(Texte du document)
##############################
A l’époque, le scandale a déjà été dénoncé, notamment par certaines grandes figures de la Résistance, au sein même du parti, mais les faits, établis, restent niés par l’intéressé. Et silence dans les rangs. C’est insupportable, je vous dis. Il faut faire cesser cela, porter l’estocade au cœur du mensonge, lui faire rendre gorge. Comment ? En mêlant les armes de la fiction à celles de la vérité historique, pardi. Or, pour reprendre les mots de Jonquet lui-même, « l’avantage du roman noir, je l’ai déjà souligné, c’est qu’il donne toujours des claques ». Celui-là sera un coup de massue. Et de génie. Son premier grand livre.
Le futur auteur de Rouge, c’est la vie imagine un récit diabolique, étayé par une documentation irrécusable — une façon de travailler qui ne le quittera plus. En judoka accompli, et en ironiste magnifique, il retourne la violence du mensonge de ses ennemis contre eux-mêmes, de telle façon que les dénégations de René Castel (alias Marchais) deviennent des preuves supplémentaires de son ignominie ; le titre, tiré d’un vers de L’Internationale, hymne de tous les partis communistes sur la planète, est un splendide chiffon rouge agité sous les cornes des traîtres à la classe ouvrière. Et pour signer ce joyau d’agit’prop, Jonquet se cache, pied de nez sublime, derrière le pseudonyme-boomerang de Ramon Mercader, du nom de l’assassin de Trotski : l’homme qui troua le front de l’ancien chef de l’Armée rouge avec un pic à glace, sur ordre express de Staline. Retour à l’envoyeur ! Le brulôt est ainsi composé, scandé par des meurtres sanglants et des vers d’Aragon, le poète officiel qui soutient toujours Moscou. C’est une merveille de méchanceté, de drôlerie, un sommet inégalé dans l’art de la vacherie. Car le ridicule tue. Chacun sait ça. A bon entendeur !
##############################
(Données fournies)
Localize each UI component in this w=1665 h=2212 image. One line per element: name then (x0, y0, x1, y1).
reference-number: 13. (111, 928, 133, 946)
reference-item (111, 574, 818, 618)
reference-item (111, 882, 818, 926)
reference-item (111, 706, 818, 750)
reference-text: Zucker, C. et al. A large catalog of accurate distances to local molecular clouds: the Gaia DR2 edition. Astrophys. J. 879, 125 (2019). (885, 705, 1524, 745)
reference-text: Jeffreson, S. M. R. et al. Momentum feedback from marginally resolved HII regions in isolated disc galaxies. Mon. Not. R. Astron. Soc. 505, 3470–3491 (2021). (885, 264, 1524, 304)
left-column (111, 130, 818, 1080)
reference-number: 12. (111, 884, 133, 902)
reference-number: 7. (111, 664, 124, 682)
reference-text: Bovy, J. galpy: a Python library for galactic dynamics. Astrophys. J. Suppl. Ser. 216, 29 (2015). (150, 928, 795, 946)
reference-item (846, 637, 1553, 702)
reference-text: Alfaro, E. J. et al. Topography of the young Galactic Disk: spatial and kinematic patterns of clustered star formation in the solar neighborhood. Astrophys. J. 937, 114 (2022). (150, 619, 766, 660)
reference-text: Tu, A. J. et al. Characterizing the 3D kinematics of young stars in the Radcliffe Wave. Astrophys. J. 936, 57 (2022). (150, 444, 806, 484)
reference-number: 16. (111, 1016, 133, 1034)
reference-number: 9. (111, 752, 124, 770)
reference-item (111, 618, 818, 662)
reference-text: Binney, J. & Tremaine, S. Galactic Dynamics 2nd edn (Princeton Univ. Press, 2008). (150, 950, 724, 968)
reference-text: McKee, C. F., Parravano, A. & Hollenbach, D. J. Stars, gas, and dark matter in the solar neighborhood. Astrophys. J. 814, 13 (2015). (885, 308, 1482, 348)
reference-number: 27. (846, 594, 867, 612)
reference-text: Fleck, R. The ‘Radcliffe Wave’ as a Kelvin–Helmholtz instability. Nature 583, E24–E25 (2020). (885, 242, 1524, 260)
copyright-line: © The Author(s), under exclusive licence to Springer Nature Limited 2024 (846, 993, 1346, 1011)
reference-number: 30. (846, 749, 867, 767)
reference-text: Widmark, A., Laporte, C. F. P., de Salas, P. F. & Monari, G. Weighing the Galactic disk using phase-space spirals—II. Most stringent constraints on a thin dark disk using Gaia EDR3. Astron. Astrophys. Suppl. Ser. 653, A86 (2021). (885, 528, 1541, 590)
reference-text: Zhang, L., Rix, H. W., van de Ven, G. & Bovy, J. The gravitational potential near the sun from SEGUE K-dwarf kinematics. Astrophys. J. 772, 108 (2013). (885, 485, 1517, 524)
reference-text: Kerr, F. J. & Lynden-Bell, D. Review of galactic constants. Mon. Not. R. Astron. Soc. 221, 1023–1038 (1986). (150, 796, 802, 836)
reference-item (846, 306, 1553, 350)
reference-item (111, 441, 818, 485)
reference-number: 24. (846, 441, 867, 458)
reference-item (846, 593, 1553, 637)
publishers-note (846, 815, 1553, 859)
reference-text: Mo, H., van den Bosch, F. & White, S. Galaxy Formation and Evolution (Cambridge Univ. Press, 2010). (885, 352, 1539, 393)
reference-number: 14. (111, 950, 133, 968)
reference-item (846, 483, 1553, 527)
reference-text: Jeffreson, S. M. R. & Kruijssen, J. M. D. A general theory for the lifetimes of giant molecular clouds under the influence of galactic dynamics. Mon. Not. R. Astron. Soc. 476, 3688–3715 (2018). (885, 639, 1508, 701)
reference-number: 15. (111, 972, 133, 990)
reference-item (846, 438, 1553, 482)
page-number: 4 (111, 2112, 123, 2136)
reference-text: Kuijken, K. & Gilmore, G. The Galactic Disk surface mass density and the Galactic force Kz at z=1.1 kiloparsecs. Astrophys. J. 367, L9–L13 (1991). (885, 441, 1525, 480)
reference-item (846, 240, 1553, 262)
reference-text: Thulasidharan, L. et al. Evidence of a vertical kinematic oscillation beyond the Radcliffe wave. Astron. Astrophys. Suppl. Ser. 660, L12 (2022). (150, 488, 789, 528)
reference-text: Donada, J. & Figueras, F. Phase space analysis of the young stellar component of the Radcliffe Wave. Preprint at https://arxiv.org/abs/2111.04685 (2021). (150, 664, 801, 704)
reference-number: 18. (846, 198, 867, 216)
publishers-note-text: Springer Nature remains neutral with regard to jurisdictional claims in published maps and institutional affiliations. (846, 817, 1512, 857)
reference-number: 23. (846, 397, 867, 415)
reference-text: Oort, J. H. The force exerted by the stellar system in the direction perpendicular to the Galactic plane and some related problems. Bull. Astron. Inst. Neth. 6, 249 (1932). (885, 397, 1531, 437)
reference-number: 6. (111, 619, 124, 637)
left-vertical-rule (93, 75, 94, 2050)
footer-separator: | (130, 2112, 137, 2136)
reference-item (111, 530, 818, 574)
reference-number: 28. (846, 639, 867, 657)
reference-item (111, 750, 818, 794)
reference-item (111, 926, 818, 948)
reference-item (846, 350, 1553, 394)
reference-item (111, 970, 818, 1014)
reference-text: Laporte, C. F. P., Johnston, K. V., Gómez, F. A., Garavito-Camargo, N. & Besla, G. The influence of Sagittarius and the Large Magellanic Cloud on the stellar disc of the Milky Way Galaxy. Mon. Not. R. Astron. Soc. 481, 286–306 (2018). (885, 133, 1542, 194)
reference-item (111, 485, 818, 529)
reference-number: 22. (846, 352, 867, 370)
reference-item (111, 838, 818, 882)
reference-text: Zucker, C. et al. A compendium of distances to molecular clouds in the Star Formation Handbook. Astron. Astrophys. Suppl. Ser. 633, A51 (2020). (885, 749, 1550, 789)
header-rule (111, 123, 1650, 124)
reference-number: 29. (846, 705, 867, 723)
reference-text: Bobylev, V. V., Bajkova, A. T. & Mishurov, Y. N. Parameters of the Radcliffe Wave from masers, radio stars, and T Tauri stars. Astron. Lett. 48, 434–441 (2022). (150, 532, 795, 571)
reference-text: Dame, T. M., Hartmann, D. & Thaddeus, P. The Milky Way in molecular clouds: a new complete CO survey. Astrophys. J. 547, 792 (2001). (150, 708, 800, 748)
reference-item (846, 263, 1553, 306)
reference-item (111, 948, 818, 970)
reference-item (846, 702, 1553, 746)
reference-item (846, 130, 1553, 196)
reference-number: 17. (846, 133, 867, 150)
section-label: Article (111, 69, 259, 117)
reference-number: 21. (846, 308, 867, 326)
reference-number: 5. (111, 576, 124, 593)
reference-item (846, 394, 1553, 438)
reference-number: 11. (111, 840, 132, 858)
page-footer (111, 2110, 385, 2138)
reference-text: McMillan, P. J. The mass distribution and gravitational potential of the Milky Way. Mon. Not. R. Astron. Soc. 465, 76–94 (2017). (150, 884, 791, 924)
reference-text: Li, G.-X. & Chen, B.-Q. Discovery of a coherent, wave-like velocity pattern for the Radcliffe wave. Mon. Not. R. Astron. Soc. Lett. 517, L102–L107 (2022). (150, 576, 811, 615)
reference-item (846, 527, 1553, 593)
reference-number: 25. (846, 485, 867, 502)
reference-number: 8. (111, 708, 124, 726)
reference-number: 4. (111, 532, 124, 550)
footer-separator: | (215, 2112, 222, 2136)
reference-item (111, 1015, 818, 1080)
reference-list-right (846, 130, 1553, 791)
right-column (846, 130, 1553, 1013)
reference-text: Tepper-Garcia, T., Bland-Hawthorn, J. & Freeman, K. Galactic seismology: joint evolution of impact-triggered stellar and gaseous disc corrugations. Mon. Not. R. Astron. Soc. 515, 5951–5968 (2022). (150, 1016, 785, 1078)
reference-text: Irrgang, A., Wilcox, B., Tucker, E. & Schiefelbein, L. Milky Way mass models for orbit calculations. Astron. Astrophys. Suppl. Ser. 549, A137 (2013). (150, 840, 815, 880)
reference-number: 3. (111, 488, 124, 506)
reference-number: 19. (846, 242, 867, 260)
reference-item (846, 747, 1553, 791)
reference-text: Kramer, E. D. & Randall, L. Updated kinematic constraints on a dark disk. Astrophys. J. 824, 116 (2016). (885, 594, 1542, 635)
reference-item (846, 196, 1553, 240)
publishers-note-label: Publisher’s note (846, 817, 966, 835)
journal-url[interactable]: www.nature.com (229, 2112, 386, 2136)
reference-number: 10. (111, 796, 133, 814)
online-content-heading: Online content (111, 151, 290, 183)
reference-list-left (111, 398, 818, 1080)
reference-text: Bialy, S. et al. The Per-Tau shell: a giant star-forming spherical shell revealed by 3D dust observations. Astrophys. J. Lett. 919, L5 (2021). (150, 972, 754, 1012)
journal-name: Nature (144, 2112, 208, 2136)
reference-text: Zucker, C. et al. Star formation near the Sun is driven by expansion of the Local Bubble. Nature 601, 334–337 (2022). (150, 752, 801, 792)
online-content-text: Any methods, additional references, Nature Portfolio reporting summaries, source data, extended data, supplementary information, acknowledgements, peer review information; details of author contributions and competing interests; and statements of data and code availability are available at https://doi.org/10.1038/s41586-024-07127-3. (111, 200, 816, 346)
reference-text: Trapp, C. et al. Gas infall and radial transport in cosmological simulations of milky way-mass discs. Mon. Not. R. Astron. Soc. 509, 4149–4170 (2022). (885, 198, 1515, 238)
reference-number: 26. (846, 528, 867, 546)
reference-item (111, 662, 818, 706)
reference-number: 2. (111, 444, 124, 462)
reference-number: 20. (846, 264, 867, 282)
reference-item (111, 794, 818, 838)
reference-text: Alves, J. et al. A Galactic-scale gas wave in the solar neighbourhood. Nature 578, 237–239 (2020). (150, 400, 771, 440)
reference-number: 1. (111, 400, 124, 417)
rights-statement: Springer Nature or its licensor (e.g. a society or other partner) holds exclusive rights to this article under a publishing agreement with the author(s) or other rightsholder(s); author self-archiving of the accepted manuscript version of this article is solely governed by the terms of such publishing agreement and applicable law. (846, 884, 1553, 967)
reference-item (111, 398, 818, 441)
##############################
(Travail demandé)
**1)** Dans le texte sur le roman de Jonquet, d'où le titre du livre est-il tiré ?
**2)** Relevez tous les noms de personnes, réelles ou fictives, cités dans le texte sur le roman de Jonquet.
**3)** Reprenez le texte sur le roman de Jonquet à la suite de sa dernière phrase et poursuivez-le.

(Corrigé)
**1)** Il est tiré d'un vers de L'Internationale.

**2)** Jonquet, René Castel, Marchais, Ramon Mercader, Trotski, Staline, Aragon

**3)**
Point d’orgue de la revanche politico-littéraire, le mot même de communiste, ce mot que les trotskistes estimaient à juste titre dévoyé par les staliniens, ne qualifie pas une seule fois le parti du même nom dans les pages du roman.
Acte d’un indéniable courage (Jonquet savait ce que c’était que de se faire casser la gueule par les nervis du PC…), et preuve de la force de la littérature, la publication de Du passé faisons table rase suscitera la colère et la honte des « camarades », ravira durablement les ennemis du mensonge historique, et fera de son auteur un écrivain redouté, et vite repéré par la critique comme par le public. Il dévoilera par la suite son identité réelle, et entrera peu après à la « Série noire ».
Manchette lui consacrera une chronique enthousiaste et juste, saluant la « sauvagerie vengeresse du documentaire ». Le livre sera réédité deux fois par Hervé Delouche et votre serviteur, aux éditions Dagorno en 1994, puis dans la collection « Babel noir », chez Actes Sud, en 1998. Il est aujourd’hui disponible en « Folio Policiers ». Même bourrée de piment rouge, la vengeance est un plat qui se mange froid. Bon appétit.